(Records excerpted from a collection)
<<<<
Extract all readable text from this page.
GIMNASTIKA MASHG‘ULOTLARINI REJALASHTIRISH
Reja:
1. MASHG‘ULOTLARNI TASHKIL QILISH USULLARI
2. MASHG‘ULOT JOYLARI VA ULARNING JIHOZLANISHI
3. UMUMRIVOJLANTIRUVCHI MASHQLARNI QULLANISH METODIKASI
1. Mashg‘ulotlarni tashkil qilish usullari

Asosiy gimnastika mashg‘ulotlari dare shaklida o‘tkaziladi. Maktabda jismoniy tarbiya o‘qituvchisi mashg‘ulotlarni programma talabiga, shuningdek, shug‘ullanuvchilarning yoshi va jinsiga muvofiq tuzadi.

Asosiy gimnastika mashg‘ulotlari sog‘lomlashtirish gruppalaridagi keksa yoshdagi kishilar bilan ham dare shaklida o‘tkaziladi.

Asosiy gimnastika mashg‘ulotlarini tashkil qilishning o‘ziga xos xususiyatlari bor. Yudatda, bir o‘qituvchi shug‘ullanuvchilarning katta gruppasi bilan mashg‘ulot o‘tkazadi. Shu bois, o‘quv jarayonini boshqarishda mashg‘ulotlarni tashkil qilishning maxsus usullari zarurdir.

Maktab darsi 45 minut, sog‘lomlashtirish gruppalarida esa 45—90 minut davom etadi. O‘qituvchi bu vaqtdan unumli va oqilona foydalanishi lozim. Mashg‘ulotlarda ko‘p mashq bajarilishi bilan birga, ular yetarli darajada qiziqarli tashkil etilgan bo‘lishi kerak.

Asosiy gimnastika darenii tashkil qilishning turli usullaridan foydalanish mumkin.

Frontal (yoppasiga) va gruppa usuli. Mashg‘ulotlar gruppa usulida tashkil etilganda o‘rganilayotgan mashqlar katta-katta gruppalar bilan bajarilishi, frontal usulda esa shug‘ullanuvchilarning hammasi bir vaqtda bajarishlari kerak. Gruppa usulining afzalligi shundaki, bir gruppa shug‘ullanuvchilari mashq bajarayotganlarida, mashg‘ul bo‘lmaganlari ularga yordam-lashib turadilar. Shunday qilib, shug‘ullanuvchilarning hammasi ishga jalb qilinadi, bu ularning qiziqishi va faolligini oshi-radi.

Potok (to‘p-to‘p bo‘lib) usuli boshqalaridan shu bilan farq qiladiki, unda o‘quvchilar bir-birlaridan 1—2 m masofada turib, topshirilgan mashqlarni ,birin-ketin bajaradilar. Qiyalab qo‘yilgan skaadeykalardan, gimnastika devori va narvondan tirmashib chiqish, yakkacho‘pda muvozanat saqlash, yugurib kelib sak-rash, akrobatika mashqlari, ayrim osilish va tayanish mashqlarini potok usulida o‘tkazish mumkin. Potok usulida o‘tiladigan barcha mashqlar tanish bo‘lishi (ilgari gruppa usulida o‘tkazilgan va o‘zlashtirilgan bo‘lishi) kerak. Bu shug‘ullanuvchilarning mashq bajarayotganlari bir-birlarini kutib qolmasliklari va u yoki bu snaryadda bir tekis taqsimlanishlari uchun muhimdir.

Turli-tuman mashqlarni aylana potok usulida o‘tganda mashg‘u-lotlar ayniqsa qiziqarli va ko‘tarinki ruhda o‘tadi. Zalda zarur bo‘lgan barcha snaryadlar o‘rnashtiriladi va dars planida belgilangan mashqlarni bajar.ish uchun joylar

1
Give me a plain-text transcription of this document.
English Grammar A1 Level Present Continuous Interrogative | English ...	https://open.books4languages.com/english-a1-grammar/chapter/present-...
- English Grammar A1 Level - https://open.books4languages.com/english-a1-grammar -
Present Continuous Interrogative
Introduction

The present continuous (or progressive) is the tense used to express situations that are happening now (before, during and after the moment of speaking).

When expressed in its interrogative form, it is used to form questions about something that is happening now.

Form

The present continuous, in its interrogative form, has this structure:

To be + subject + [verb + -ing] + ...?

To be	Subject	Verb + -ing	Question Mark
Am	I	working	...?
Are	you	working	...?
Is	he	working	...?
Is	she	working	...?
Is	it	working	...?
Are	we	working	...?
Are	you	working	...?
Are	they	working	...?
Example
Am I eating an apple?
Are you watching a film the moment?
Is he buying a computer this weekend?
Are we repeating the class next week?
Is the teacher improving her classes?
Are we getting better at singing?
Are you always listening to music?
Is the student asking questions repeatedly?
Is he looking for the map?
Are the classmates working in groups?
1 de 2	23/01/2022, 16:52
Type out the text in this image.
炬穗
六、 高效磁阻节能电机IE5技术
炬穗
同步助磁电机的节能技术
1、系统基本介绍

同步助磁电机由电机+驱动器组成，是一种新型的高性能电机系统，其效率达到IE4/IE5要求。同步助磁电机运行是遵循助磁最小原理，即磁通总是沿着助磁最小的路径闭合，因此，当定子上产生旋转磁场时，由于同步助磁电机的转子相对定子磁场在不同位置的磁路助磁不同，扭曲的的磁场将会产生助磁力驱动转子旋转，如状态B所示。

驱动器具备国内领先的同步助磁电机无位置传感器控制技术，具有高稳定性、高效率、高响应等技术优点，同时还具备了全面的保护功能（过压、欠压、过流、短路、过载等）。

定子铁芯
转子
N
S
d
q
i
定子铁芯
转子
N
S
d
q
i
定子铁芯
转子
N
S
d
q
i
>>>>
[TASK DIRECTIONS] Scan the listing above and copy all lines containing the word "bajarilishi".

[ANSWER IN FULL]
Maktab darsi 45 minut, sog‘lomlashtirish gruppalarida esa 45—90 minut davom etadi. O‘qituvchi bu vaqtdan unumli va oqilona foydalanishi lozim. Mashg‘ulotlarda ko‘p mashq bajarilishi bilan birga, ular yetarli darajada qiziqarli tashkil etilgan bo‘lishi kerak.
Frontal (yoppasiga) va gruppa usuli. Mashg‘ulotlar gruppa usulida tashkil etilganda o‘rganilayotgan mashqlar katta-katta gruppalar bilan bajarilishi, frontal usulda esa shug‘ullanuvchilarning hammasi bir vaqtda bajarishlari kerak. Gruppa usulining afzalligi shundaki, bir gruppa shug‘ullanuvchilari mashq bajarayotganlarida, mashg‘ul bo‘lmaganlari ularga yordam-lashib turadilar. Shunday qilib, shug‘ullanuvchilarning hammasi ishga jalb qilinadi, bu ularning qiziqishi va faolligini oshi-radi.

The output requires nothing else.